» SHORT EXERCISE
Gather up every line that includes the string "программы".

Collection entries
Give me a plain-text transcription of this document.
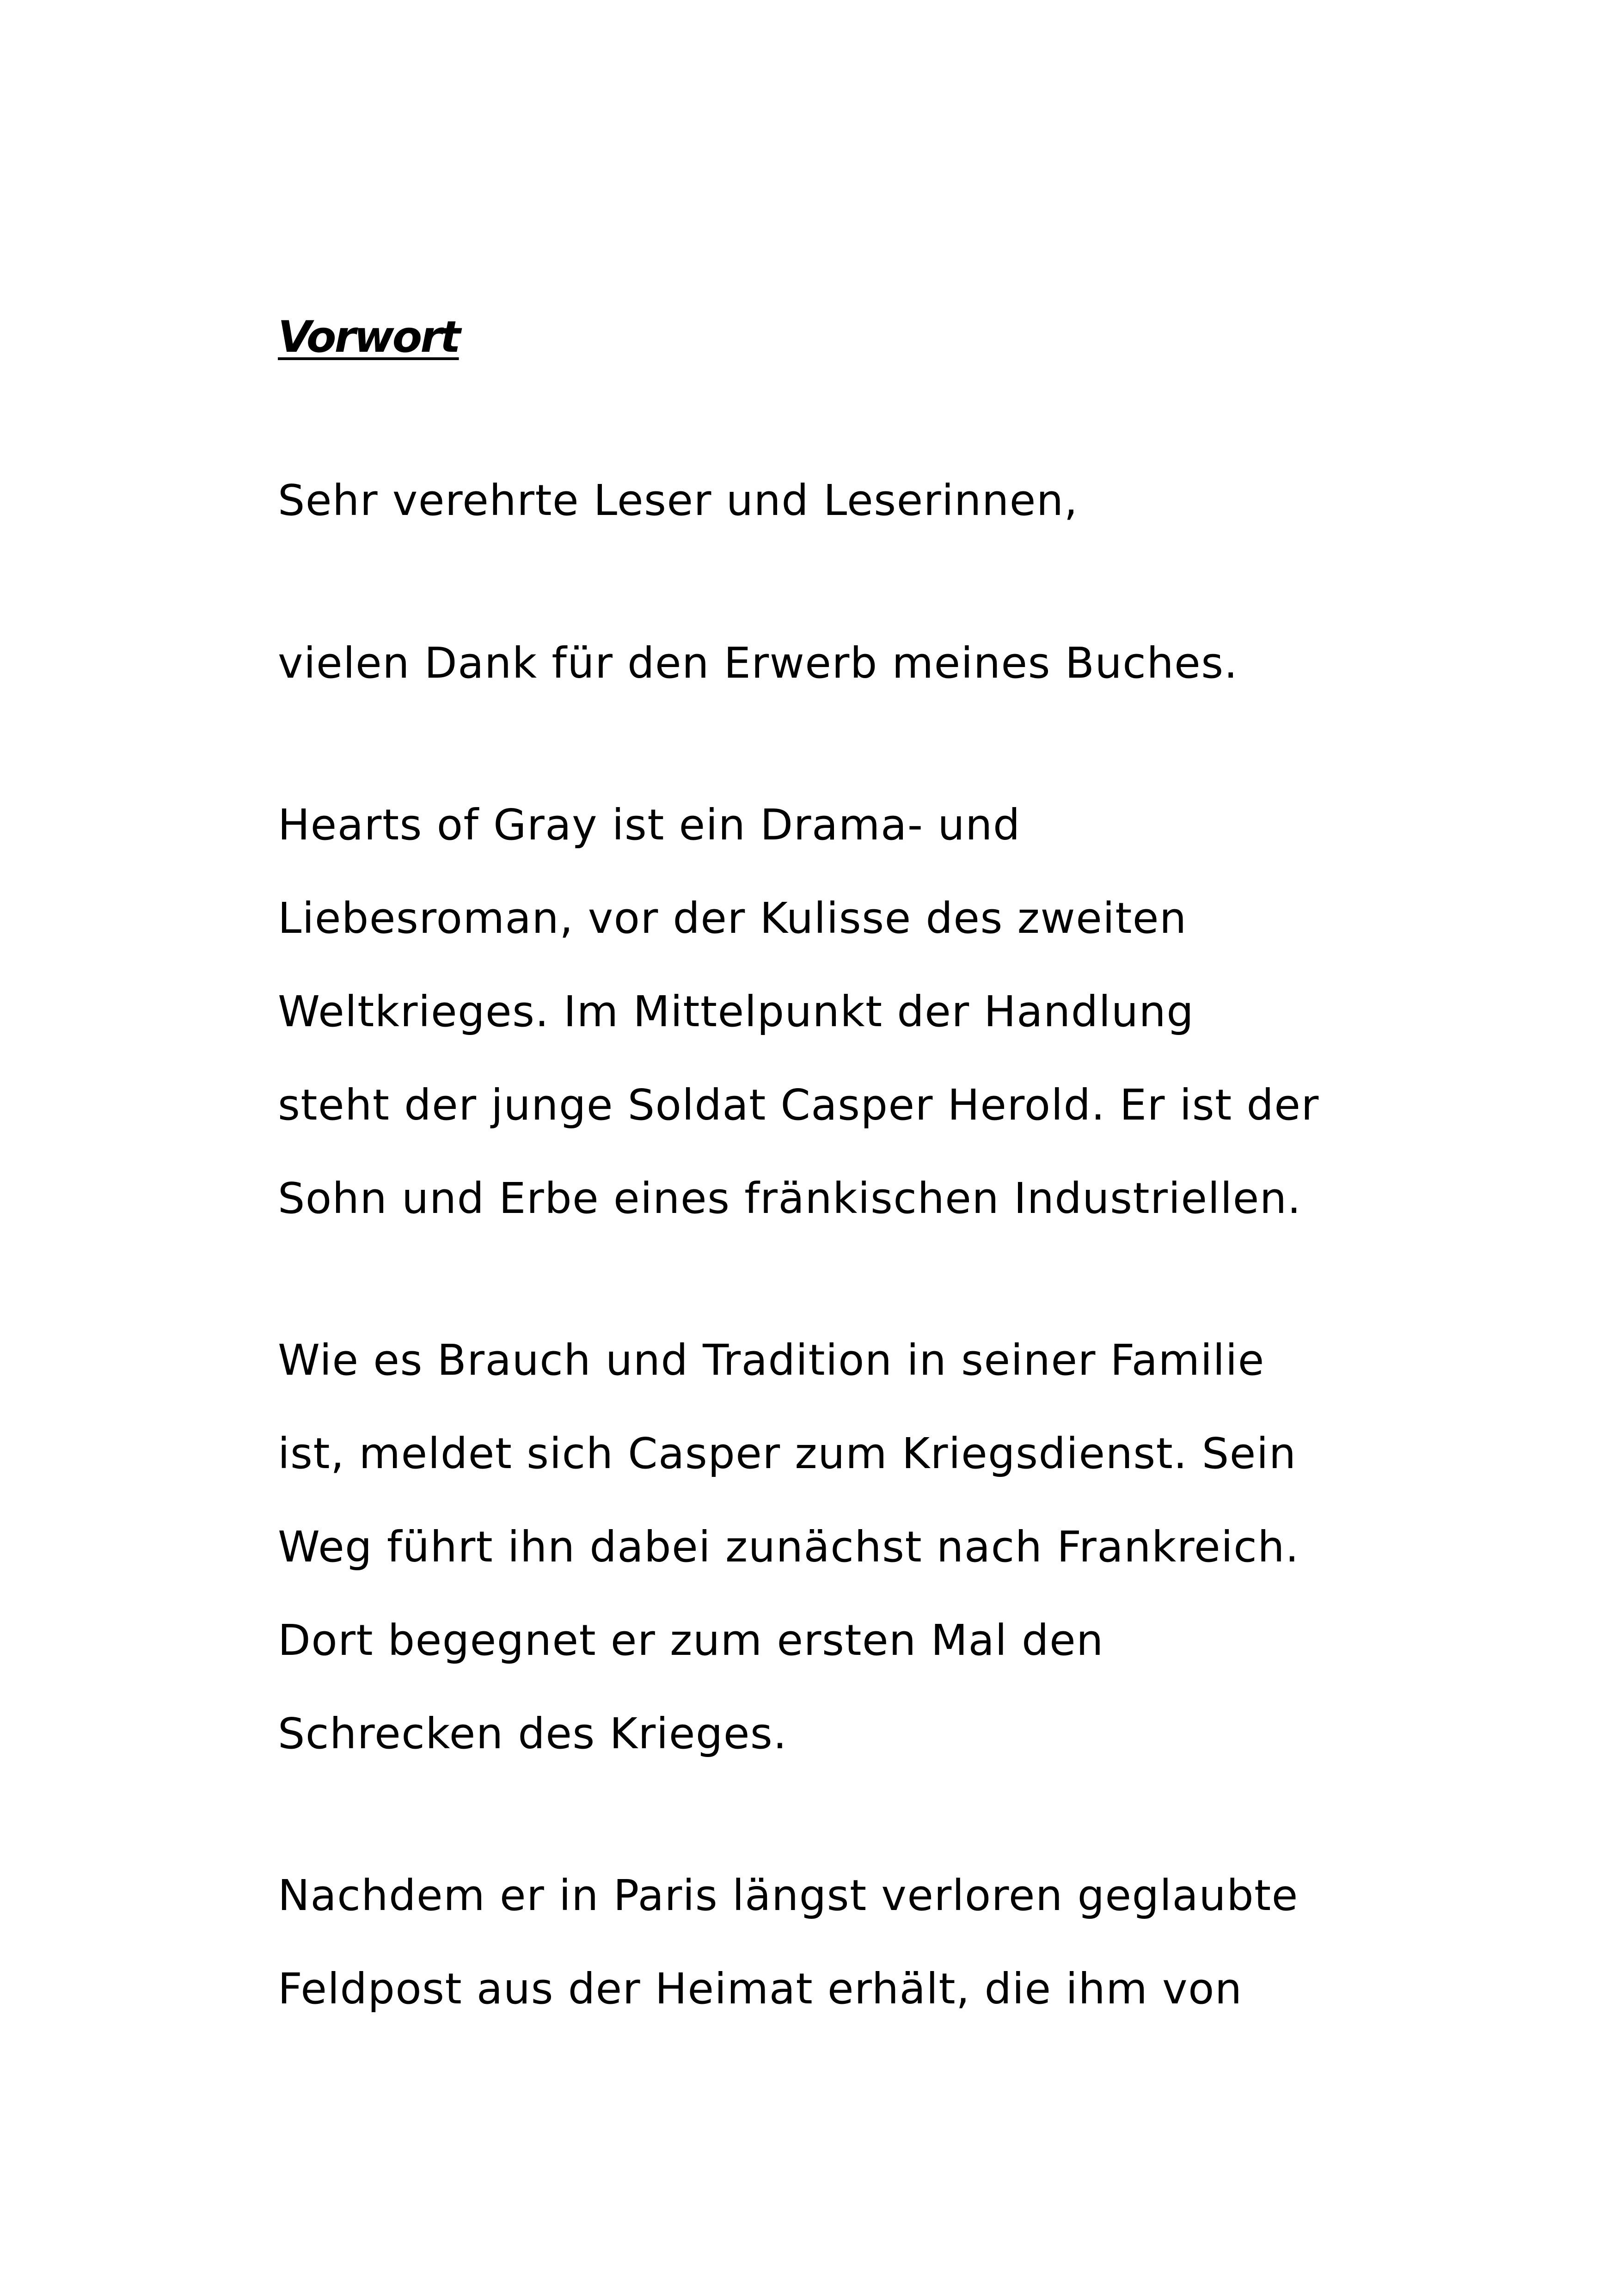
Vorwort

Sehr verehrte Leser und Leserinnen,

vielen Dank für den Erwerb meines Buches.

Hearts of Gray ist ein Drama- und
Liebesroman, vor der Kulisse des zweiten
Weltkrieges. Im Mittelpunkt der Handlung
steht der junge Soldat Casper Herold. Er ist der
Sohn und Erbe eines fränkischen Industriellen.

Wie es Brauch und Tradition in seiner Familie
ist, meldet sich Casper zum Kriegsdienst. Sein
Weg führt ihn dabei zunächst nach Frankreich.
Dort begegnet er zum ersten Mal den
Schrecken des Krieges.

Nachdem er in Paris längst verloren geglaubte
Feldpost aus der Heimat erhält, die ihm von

* * *

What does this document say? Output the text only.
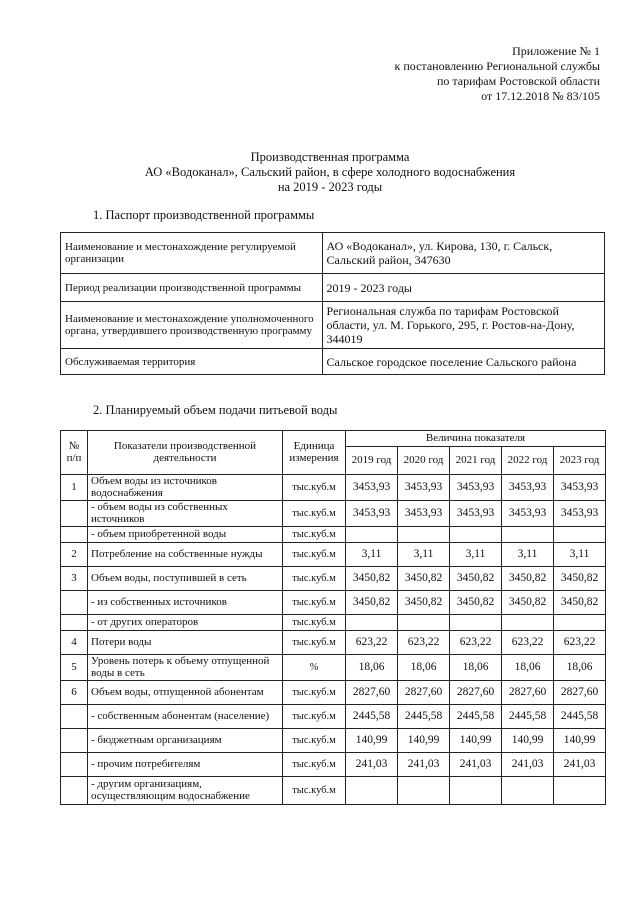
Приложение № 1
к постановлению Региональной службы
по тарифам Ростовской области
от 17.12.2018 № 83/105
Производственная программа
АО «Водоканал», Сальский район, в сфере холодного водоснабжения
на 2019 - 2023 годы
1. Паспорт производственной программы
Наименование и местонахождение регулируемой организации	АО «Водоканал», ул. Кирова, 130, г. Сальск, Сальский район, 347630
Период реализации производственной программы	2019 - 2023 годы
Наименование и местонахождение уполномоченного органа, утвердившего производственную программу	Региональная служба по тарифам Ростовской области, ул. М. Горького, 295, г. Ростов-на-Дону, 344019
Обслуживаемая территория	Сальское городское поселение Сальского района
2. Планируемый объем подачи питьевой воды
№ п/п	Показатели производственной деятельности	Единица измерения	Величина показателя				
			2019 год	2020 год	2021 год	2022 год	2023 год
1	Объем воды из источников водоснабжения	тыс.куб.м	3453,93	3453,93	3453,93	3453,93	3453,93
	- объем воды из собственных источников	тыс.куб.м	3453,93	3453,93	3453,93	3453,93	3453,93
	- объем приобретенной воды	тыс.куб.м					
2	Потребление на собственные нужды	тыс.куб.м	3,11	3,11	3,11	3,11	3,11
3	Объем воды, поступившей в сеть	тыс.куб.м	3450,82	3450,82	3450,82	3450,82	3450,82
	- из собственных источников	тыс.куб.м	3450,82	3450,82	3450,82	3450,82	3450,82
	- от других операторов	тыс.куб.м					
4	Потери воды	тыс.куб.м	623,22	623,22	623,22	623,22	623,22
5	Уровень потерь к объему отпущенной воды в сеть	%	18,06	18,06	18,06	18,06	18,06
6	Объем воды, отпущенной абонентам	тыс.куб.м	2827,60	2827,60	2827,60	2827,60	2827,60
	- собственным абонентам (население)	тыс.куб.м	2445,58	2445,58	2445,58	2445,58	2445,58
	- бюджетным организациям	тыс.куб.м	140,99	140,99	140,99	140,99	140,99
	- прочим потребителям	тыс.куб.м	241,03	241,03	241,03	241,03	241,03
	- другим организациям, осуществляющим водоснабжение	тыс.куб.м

---

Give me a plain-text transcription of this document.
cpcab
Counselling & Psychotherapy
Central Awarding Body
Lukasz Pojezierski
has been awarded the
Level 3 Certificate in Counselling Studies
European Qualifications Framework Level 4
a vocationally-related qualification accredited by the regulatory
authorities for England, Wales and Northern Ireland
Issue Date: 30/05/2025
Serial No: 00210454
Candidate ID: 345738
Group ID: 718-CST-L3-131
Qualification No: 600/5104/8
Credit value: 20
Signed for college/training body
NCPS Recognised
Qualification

» EXPECTED ANSWER
1. Паспорт производственной программы
Период реализации производственной программы	2019 - 2023 годы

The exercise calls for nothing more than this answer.